◆ Objective ◆
Extract every line of the material that holds the string "Synergy".

Dataset rows:
-=-=-
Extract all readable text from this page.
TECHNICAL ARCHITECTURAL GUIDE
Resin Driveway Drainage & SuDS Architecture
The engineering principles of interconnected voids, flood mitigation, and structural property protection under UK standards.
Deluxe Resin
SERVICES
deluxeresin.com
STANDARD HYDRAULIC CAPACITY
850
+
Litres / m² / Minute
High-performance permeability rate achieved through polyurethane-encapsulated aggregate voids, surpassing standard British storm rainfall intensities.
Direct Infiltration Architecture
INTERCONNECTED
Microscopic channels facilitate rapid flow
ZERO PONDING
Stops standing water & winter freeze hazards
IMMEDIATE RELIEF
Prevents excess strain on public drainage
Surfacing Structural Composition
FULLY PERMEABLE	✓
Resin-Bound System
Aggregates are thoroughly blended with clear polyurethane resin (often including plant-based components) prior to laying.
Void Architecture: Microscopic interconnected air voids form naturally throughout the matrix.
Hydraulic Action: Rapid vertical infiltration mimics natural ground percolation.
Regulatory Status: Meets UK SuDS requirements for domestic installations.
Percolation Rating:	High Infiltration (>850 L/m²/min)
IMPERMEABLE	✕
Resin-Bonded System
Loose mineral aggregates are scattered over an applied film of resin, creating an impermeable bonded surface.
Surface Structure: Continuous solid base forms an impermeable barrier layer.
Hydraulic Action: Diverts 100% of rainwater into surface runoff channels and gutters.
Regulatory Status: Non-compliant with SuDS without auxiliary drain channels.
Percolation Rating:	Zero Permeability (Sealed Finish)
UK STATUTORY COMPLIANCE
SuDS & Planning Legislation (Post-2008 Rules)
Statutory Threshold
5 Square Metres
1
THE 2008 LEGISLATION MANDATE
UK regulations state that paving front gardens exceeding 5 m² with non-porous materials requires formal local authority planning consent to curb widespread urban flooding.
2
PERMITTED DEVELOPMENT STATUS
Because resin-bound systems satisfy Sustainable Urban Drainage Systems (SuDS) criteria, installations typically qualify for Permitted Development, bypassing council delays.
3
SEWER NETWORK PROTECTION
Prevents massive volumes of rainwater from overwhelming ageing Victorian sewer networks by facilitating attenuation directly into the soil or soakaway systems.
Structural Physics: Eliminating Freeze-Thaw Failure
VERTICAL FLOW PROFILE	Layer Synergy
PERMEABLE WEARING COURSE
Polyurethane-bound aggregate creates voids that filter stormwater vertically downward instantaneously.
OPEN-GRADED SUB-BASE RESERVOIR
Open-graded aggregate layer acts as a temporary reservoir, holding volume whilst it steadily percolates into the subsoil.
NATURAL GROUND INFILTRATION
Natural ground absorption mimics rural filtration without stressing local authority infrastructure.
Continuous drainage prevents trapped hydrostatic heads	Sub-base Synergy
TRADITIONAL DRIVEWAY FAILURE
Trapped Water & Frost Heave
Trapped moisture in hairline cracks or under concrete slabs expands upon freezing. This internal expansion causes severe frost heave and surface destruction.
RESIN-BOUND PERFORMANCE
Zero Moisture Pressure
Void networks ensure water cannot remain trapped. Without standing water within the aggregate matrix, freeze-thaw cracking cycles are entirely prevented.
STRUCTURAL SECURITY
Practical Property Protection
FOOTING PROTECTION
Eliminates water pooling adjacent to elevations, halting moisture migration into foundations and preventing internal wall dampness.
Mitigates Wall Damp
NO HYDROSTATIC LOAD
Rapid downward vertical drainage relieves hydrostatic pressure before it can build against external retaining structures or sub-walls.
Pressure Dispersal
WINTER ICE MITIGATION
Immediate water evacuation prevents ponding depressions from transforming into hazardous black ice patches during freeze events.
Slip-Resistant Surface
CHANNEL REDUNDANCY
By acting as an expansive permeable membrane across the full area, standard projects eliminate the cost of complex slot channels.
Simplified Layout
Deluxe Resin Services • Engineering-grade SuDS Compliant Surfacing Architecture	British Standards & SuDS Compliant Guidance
-=-=-
◆ Problem solution ◆
VERTICAL FLOW PROFILE	Layer Synergy
Continuous drainage prevents trapped hydrostatic heads	Sub-base Synergy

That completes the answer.